Track down the lines that contain "Total" and copy them.
[START]
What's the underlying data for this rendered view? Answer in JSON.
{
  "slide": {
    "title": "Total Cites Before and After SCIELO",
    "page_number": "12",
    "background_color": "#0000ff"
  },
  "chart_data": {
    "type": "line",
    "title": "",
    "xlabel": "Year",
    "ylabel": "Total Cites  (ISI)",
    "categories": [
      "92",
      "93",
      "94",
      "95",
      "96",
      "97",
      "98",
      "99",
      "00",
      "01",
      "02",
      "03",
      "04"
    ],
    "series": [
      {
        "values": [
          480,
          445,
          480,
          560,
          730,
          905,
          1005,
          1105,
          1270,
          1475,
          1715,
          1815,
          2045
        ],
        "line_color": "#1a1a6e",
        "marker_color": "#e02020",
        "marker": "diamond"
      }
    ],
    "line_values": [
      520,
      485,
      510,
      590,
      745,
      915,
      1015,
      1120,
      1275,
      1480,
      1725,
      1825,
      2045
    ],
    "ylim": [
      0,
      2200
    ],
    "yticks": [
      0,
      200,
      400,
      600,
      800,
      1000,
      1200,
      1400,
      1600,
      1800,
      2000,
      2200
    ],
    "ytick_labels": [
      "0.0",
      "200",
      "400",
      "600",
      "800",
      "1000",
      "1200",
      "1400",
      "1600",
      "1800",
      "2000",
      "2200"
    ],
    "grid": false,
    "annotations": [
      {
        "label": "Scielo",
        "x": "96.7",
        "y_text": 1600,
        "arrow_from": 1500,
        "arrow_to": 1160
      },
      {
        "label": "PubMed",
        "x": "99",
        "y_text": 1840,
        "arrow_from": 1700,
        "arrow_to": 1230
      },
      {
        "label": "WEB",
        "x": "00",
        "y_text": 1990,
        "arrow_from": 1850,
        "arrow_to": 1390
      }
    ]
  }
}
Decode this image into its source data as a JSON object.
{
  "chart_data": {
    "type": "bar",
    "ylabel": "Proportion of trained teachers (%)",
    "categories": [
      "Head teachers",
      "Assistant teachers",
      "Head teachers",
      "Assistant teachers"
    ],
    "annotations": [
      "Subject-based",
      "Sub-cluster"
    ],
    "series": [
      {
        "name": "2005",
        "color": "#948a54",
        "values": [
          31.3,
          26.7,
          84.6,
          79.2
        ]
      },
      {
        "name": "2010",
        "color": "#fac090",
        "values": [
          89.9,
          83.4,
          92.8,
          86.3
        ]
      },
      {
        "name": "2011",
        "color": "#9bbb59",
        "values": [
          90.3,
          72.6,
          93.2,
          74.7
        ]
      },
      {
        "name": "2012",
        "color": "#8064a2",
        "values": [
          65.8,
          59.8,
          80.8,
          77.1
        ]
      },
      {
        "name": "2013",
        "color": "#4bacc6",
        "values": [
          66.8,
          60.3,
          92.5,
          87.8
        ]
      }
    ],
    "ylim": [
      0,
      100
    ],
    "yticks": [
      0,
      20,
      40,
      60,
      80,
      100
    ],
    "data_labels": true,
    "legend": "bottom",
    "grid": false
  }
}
[END]
▶ ANSWER TO THE EXERCISE:
    "title": "Total Cites Before and After SCIELO",
    "ylabel": "Total Cites  (ISI)",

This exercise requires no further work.